::: Text section

I saw them too, takes you back... Love the idea of the dirt bike on the back. After you do the heavy duty springs.


----------



## Tirediron

Kursac said:


> You are correct, it was $900- I figured I couldn't go wrong with the body so clean. The it was a runner driver on top of it. Desperate people do desperate things. We had to junk the exhaust system & my buddy is a transmission guy anyway so we decided to drop it out and clean, reseal & replace any worn parts before they ever became a problem. It has 76,000 original miles on it. It is an E150 so I think I'll be putting 3/4 ton springs on it. for now it rides fine. New Springs & tires & a Differential lock and a winch should take care what ever terrain I might need to cover. My goal is to use it the rest of the summer and I'll keep it in my warehouse over the winter and work on the inside in my spare time. It is all ready set up with a duel battery with an on board deep cell isolated with a regulator for 12 volt power. All the ACs need to recharge. The roof unit is also park heat. The AC works but is not going to make anyone's nipples hard. All and all I pretty pleased


It looks like it has hardly been used, and I like your modification list, for the most part you can get where you need to with what you listed, Great find and a sound plan, Just remember a couple of spare Duraspark modules, they fail at the worst possible times.


----------



## Kursac

Tirediron said:


> It looks like it has hardly been used, and I like your modification list, for the most part you can get where you need to with what you listed, Great find and a sound plan, Just remember a couple of spare Duraspark modules, they fail at the worst possible times.


Yes it was a great find, It is nice to find it at such a good price & in such good condition. Since it is 25 years old it only has to pas a safety inspection so that opens the door for some great modifications. My demands that the on board and park environmental controls be completely functional. I don't mind putting money into this truck at all since it doesn't need any kind of body restoration. I will be making some changes to the interior & isolating the sleeping compartment. I have a lot of food for thought.


----------

::::::

▸ **Aim**:
How many original miles does the forum thread say the E150 has?

::: Supplied material

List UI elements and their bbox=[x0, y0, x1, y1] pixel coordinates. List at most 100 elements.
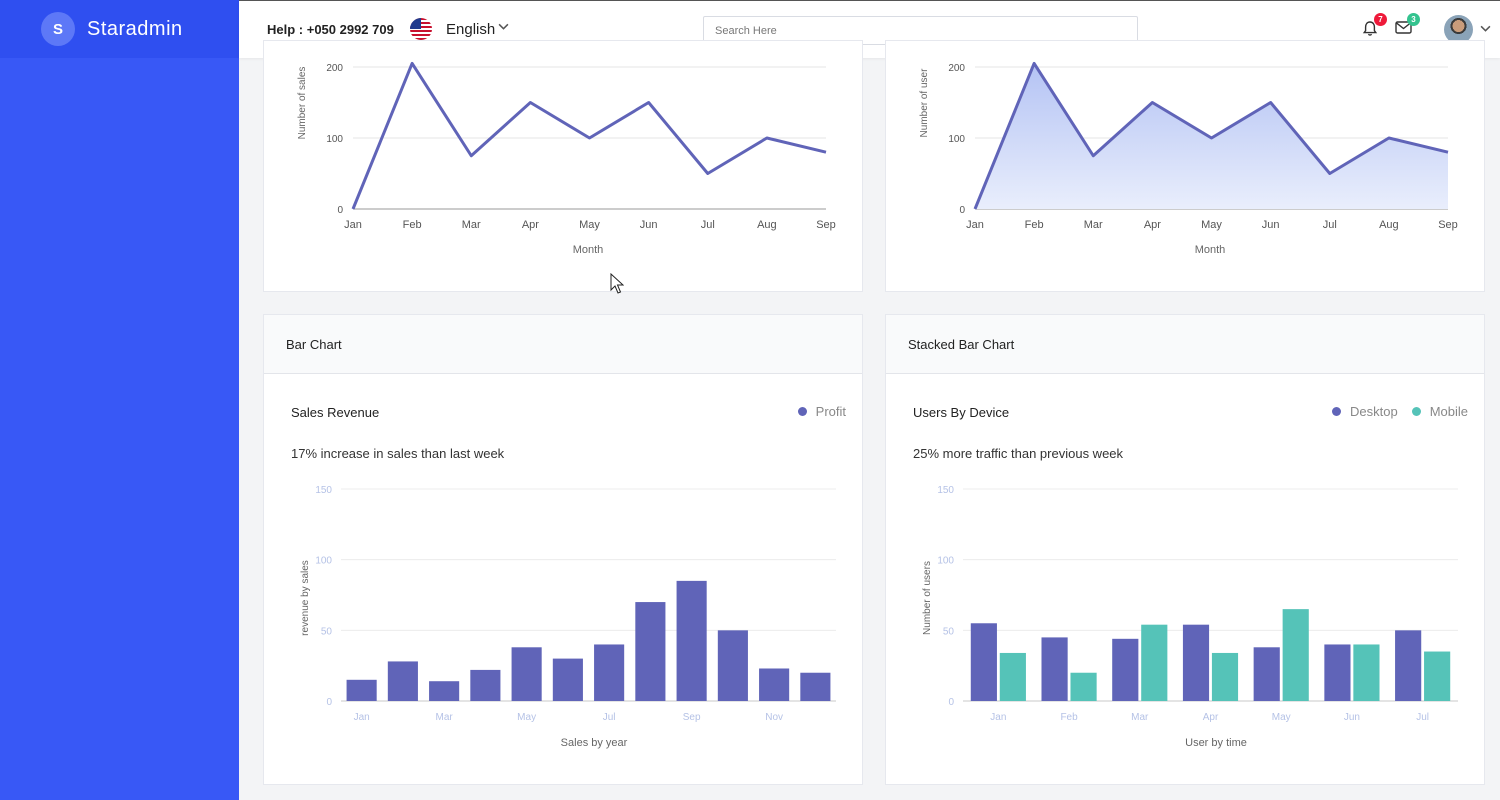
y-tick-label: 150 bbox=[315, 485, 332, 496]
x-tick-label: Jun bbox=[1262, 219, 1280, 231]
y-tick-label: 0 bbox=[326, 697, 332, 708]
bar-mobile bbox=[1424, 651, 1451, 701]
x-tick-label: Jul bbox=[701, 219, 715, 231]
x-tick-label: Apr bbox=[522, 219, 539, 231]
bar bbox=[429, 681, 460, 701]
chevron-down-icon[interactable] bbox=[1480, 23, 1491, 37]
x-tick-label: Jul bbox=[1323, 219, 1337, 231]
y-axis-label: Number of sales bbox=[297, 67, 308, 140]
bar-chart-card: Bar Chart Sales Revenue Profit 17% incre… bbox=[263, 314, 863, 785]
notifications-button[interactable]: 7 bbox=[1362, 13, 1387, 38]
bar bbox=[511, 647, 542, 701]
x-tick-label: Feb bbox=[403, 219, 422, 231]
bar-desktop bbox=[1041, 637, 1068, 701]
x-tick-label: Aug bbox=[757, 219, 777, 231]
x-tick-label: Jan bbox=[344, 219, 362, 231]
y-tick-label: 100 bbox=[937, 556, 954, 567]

::::::

▸ **Written solution**:
76,000 original miles